======== SUPPLIED RECORDS ========
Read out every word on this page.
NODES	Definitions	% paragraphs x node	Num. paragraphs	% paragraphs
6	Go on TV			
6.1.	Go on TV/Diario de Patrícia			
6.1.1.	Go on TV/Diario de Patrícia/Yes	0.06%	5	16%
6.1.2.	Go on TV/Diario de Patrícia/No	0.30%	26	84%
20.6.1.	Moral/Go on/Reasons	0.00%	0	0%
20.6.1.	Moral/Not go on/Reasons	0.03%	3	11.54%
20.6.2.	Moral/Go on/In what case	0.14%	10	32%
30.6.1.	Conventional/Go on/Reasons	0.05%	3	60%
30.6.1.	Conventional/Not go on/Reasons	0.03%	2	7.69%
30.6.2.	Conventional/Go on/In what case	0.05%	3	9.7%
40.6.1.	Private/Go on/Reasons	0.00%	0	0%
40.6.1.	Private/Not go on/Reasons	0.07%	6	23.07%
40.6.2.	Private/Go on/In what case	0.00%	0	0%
========
### TASK STATEMENT
Copy out each line above, character for character.

### SOLUTION TO THIS EXERCISE
Read out every word on this page.
NODES	Definitions	% paragraphs x node	Num. paragraphs	% paragraphs
6	Go on TV			
6.1.	Go on TV/Diario de Patrícia			
6.1.1.	Go on TV/Diario de Patrícia/Yes	0.06%	5	16%
6.1.2.	Go on TV/Diario de Patrícia/No	0.30%	26	84%
20.6.1.	Moral/Go on/Reasons	0.00%	0	0%
20.6.1.	Moral/Not go on/Reasons	0.03%	3	11.54%
20.6.2.	Moral/Go on/In what case	0.14%	10	32%
30.6.1.	Conventional/Go on/Reasons	0.05%	3	60%
30.6.1.	Conventional/Not go on/Reasons	0.03%	2	7.69%
30.6.2.	Conventional/Go on/In what case	0.05%	3	9.7%
40.6.1.	Private/Go on/Reasons	0.00%	0	0%
40.6.1.	Private/Not go on/Reasons	0.07%	6	23.07%
40.6.2.	Private/Go on/In what case	0.00%	0	0%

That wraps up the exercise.